[GIVEN RECORDS]:
§ §

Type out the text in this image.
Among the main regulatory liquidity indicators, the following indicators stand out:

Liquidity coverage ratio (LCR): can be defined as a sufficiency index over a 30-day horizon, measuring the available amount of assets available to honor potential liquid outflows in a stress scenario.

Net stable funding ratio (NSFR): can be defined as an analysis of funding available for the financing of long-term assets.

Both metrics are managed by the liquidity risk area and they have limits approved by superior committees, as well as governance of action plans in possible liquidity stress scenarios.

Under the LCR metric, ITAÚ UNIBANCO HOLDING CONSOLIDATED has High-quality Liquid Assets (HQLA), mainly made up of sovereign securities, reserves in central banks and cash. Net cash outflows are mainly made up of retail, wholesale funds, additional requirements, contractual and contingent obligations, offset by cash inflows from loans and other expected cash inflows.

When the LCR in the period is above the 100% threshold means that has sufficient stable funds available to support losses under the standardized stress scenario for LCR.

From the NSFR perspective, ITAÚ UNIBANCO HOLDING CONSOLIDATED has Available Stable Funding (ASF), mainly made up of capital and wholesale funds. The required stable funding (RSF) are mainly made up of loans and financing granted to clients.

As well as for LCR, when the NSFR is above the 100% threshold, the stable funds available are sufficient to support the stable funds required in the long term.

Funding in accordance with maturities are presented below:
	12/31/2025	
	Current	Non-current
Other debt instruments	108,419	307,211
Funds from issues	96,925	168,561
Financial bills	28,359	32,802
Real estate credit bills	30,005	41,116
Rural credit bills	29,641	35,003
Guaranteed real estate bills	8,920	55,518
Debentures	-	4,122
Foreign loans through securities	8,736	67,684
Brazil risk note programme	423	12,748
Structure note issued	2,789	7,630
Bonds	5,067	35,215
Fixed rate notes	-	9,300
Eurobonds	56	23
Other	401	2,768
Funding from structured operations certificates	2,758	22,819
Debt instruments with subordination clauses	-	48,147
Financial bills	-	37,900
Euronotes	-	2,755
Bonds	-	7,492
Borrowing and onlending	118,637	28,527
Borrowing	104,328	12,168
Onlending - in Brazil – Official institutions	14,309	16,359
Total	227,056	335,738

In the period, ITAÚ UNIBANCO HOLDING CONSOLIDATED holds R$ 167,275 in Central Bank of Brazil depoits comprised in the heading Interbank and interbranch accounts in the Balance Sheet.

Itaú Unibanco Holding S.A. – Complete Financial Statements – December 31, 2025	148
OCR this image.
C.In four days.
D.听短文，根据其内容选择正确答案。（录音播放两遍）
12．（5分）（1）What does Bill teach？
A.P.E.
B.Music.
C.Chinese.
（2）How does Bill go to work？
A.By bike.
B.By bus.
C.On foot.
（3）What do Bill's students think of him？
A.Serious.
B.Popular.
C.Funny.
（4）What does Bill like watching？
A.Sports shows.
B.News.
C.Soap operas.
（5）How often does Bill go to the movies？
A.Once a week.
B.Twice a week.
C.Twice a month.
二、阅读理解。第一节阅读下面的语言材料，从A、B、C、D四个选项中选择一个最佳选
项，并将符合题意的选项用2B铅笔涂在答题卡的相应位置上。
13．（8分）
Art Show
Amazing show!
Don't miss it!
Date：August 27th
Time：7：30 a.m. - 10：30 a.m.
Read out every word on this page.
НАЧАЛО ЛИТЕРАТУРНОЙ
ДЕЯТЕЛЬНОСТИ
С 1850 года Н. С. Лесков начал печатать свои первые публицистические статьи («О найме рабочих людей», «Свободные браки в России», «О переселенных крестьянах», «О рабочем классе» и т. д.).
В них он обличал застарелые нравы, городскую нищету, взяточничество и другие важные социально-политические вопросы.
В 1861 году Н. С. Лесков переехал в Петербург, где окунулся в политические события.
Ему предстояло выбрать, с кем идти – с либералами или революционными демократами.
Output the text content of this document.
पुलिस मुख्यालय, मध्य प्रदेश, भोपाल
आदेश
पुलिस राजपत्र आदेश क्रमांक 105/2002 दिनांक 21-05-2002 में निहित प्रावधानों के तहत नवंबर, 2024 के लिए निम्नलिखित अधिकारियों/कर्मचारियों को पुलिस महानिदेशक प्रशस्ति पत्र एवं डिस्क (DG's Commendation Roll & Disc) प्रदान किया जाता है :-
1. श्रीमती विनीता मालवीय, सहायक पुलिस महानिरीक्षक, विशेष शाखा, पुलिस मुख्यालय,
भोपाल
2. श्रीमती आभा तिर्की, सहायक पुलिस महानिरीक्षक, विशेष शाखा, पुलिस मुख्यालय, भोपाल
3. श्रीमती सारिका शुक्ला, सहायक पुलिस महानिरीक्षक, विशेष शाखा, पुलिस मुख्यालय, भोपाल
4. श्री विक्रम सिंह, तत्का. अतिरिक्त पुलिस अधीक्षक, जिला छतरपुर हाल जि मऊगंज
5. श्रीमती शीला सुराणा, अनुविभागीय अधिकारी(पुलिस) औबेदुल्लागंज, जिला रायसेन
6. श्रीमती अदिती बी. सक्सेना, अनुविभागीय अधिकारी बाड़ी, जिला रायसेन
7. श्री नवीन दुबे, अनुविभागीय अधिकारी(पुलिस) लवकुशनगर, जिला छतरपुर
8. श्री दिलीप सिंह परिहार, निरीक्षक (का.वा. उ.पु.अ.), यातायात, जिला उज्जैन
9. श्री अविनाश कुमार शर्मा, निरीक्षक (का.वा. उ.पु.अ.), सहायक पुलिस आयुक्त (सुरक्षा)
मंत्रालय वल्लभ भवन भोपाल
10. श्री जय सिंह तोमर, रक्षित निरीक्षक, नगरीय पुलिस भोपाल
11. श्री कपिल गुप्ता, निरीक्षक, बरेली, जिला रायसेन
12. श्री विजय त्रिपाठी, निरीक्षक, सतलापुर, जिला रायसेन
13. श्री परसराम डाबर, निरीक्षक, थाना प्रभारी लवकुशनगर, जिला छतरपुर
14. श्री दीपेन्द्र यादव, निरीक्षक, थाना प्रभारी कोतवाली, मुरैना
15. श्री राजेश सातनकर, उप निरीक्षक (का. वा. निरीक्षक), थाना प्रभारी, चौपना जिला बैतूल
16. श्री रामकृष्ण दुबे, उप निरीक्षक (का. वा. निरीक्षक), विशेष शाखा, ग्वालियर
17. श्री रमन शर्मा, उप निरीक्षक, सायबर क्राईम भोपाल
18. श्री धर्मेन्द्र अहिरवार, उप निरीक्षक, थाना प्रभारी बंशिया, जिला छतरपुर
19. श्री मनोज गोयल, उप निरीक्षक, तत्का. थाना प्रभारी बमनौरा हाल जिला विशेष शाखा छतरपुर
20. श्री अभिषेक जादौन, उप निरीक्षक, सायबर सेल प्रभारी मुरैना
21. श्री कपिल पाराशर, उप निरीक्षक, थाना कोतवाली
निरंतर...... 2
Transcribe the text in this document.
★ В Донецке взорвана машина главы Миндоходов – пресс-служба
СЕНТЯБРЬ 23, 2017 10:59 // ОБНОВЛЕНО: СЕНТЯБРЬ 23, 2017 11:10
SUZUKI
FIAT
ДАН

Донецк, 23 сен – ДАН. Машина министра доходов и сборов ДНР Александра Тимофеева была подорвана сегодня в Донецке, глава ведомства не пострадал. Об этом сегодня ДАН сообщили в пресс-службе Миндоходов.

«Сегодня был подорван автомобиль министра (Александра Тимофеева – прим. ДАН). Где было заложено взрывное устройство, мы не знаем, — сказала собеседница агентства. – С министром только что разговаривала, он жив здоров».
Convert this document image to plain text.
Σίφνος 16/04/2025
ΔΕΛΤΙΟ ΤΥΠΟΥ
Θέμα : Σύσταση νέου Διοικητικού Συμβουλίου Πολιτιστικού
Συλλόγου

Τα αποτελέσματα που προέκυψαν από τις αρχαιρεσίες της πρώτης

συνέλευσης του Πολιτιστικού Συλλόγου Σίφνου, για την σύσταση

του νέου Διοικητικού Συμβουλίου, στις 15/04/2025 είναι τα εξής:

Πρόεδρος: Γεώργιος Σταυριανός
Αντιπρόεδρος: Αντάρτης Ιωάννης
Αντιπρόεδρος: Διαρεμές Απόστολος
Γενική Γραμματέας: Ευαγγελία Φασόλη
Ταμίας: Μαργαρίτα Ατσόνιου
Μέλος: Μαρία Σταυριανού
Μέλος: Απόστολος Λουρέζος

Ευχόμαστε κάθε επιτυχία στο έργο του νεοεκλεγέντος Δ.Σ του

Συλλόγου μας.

§ §

[TASK GOAL]: Pull out each line of the records holding the string "above".

[RESULT BELOW]:
When the LCR in the period is above the 100% threshold means that has sufficient stable funds available to support losses under the standardized stress scenario for LCR.
As well as for LCR, when the NSFR is above the 100% threshold, the stable funds available are sufficient to support the stable funds required in the long term.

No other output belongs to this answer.